Data supplied:
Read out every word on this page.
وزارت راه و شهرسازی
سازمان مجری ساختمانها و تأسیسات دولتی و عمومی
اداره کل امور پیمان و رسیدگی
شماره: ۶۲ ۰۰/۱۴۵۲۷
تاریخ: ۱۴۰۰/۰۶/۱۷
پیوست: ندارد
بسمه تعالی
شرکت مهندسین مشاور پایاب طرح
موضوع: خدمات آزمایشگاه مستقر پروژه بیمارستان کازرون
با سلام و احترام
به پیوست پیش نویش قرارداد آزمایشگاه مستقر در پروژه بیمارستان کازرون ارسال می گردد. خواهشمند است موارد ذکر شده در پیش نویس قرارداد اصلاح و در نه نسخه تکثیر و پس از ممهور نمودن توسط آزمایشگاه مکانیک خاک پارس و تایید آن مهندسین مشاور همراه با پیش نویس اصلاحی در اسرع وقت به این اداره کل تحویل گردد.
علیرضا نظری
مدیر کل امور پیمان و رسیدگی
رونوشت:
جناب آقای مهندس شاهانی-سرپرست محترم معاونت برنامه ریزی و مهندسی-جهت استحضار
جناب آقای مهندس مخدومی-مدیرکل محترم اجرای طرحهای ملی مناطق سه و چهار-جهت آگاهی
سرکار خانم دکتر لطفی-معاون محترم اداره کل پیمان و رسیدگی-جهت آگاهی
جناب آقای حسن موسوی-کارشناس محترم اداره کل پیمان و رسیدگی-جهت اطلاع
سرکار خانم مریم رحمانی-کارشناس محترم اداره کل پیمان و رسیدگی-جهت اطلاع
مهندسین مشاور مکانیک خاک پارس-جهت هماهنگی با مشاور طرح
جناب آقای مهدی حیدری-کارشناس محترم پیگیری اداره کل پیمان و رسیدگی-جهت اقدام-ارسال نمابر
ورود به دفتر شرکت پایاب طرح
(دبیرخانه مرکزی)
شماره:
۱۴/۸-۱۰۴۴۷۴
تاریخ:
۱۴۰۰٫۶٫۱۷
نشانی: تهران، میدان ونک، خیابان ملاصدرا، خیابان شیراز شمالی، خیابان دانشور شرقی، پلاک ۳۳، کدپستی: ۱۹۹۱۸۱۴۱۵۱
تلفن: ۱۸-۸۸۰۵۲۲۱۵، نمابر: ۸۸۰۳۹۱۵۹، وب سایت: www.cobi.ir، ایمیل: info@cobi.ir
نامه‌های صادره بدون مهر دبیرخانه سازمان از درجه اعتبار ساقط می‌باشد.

Stated task:
Show every line where the string "نمابر" appears.

Problem solution:
جناب آقای مهدی حیدری-کارشناس محترم پیگیری اداره کل پیمان و رسیدگی-جهت اقدام-ارسال نمابر
تلفن: ۱۸-۸۸۰۵۲۲۱۵، نمابر: ۸۸۰۳۹۱۵۹، وب سایت: www.cobi.ir، ایمیل: info@cobi.ir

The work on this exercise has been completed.